• _SHORT TASK_: Report every line in the listing that contains the string "Gopalan".

━━━ DATA EXTRACT

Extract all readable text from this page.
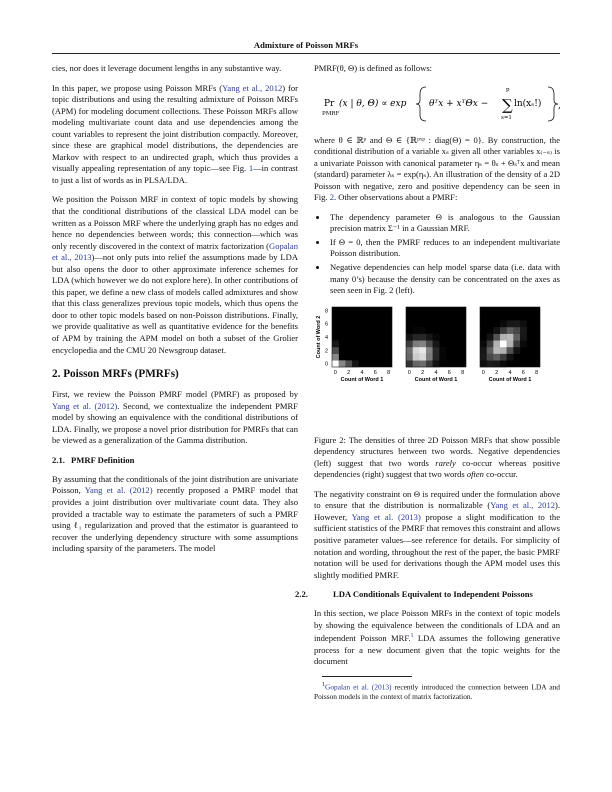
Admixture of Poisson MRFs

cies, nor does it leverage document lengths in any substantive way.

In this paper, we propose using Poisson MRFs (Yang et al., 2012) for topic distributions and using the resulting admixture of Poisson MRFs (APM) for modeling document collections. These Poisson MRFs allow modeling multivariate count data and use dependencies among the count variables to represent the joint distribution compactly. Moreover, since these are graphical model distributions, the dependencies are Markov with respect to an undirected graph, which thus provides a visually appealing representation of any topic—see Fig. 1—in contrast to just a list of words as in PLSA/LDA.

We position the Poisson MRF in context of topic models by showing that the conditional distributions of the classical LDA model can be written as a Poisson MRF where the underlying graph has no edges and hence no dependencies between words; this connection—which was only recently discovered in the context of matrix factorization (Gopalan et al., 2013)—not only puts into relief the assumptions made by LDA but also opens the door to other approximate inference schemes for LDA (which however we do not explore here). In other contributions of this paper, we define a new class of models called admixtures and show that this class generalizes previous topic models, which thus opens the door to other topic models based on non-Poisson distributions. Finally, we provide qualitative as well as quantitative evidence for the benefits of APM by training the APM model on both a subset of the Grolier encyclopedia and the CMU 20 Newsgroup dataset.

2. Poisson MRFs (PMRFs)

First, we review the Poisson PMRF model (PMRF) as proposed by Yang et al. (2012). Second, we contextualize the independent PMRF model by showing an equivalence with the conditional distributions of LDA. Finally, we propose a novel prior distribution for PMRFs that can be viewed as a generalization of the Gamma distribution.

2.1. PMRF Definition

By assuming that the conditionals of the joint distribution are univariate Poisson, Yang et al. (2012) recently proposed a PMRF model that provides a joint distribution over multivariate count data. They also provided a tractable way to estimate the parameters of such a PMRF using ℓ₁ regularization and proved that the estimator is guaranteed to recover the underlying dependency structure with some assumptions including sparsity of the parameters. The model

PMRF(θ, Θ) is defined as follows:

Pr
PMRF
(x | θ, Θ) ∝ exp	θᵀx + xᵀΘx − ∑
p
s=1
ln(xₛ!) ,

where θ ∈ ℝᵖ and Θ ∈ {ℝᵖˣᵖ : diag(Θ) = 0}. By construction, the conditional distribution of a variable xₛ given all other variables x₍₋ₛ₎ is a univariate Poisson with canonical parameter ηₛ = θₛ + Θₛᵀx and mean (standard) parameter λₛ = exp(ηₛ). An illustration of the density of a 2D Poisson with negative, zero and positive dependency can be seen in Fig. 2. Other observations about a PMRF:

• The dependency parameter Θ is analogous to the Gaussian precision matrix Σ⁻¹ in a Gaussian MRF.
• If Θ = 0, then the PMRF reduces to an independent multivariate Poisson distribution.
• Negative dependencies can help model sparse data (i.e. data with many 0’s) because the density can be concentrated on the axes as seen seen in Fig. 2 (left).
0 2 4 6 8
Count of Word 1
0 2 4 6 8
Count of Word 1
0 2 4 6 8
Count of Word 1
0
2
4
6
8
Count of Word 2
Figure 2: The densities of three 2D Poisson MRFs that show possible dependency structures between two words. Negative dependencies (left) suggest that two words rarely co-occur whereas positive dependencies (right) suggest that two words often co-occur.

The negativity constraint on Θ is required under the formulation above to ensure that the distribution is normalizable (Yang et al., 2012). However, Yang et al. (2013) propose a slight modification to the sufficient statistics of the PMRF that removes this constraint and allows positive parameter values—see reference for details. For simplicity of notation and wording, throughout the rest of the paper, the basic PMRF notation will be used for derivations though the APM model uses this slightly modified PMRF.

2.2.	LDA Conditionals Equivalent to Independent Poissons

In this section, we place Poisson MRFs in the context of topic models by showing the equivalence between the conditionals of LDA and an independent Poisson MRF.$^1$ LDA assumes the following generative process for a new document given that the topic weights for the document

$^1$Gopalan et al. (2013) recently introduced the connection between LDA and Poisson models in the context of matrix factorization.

━━━━━━

• _WRITTEN ANSWER_:
We position the Poisson MRF in context of topic models by showing that the conditional distributions of the classical LDA model can be written as a Poisson MRF where the underlying graph has no edges and hence no dependencies between words; this connection—which was only recently discovered in the context of matrix factorization (Gopalan et al., 2013)—not only puts into relief the assumptions made by LDA but also opens the door to other approximate inference schemes for LDA (which however we do not explore here). In other contributions of this paper, we define a new class of models called admixtures and show that this class generalizes previous topic models, which thus opens the door to other topic models based on non-Poisson distributions. Finally, we provide qualitative as well as quantitative evidence for the benefits of APM by training the APM model on both a subset of the Grolier encyclopedia and the CMU 20 Newsgroup dataset.
$^1$Gopalan et al. (2013) recently introduced the connection between LDA and Poisson models in the context of matrix factorization.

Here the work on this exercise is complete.